**Stored data entries:**
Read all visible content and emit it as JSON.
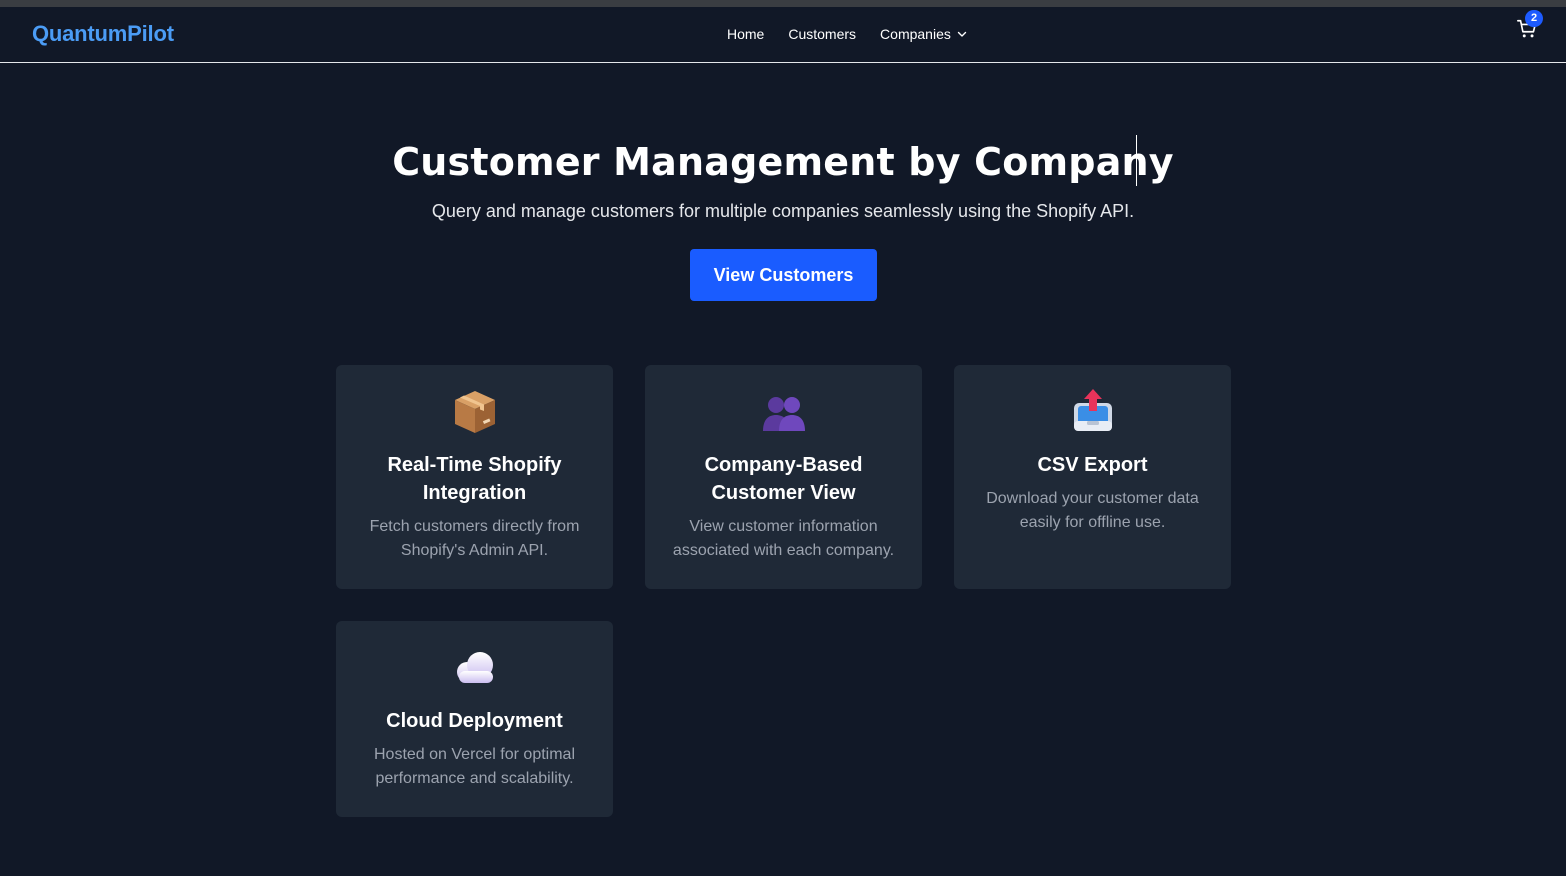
{
  "brand": "QuantumPilot",
  "nav": {
    "links": [
      "Home",
      "Customers"
    ],
    "dropdown_label": "Companies",
    "cart_count": "2"
  },
  "hero": {
    "title": "Customer Management by Company",
    "subtitle": "Query and manage customers for multiple companies seamlessly using the Shopify API.",
    "cta_label": "View Customers"
  },
  "features": [
    {
      "icon": "package-icon",
      "title": "Real-Time Shopify Integration",
      "description": "Fetch customers directly from Shopify's Admin API."
    },
    {
      "icon": "people-icon",
      "title": "Company-Based Customer View",
      "description": "View customer information associated with each company."
    },
    {
      "icon": "outbox-tray-icon",
      "title": "CSV Export",
      "description": "Download your customer data easily for offline use."
    },
    {
      "icon": "cloud-icon",
      "title": "Cloud Deployment",
      "description": "Hosted on Vercel for optimal performance and scalability."
    }
  ],
  "colors": {
    "background": "#111827",
    "card": "#1f2937",
    "brand": "#4b9cf5",
    "primary_button": "#1a5cff"
  }
}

**INSTRUCTION:** Return each line exactly as written. Any picture gets left out.

**EXERCISE RESULT:**
Read all visible content and emit it as JSON.
{
  "brand": "QuantumPilot",
  "nav": {
    "links": [
      "Home",
      "Customers"
    ],
    "dropdown_label": "Companies",
    "cart_count": "2"
  },
  "hero": {
    "title": "Customer Management by Company",
    "subtitle": "Query and manage customers for multiple companies seamlessly using the Shopify API.",
    "cta_label": "View Customers"
  },
  "features": [
    {
      "icon": "package-icon",
      "title": "Real-Time Shopify Integration",
      "description": "Fetch customers directly from Shopify's Admin API."
    },
    {
      "icon": "people-icon",
      "title": "Company-Based Customer View",
      "description": "View customer information associated with each company."
    },
    {
      "icon": "outbox-tray-icon",
      "title": "CSV Export",
      "description": "Download your customer data easily for offline use."
    },
    {
      "icon": "cloud-icon",
      "title": "Cloud Deployment",
      "description": "Hosted on Vercel for optimal performance and scalability."
    }
  ],
  "colors": {
    "background": "#111827",
    "card": "#1f2937",
    "brand": "#4b9cf5",
    "primary_button": "#1a5cff"
  }
}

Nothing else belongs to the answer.